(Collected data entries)
■ ■ ■ ■
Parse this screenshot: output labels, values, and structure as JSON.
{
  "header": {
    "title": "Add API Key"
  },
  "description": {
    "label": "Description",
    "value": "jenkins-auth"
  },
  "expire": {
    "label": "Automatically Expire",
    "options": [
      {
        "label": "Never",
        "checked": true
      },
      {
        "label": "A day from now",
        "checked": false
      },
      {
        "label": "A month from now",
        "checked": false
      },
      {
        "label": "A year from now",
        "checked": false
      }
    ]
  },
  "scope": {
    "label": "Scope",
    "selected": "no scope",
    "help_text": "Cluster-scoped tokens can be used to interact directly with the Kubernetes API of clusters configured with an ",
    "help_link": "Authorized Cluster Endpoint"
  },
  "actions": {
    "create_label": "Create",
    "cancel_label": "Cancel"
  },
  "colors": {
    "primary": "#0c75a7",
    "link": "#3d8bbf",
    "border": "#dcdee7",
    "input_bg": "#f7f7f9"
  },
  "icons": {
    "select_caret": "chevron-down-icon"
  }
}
■ ■ ■ ■
Give the listing again, word for word.

## Solution to the exercise
Parse this screenshot: output labels, values, and structure as JSON.
{
  "header": {
    "title": "Add API Key"
  },
  "description": {
    "label": "Description",
    "value": "jenkins-auth"
  },
  "expire": {
    "label": "Automatically Expire",
    "options": [
      {
        "label": "Never",
        "checked": true
      },
      {
        "label": "A day from now",
        "checked": false
      },
      {
        "label": "A month from now",
        "checked": false
      },
      {
        "label": "A year from now",
        "checked": false
      }
    ]
  },
  "scope": {
    "label": "Scope",
    "selected": "no scope",
    "help_text": "Cluster-scoped tokens can be used to interact directly with the Kubernetes API of clusters configured with an ",
    "help_link": "Authorized Cluster Endpoint"
  },
  "actions": {
    "create_label": "Create",
    "cancel_label": "Cancel"
  },
  "colors": {
    "primary": "#0c75a7",
    "link": "#3d8bbf",
    "border": "#dcdee7",
    "input_bg": "#f7f7f9"
  },
  "icons": {
    "select_caret": "chevron-down-icon"
  }
}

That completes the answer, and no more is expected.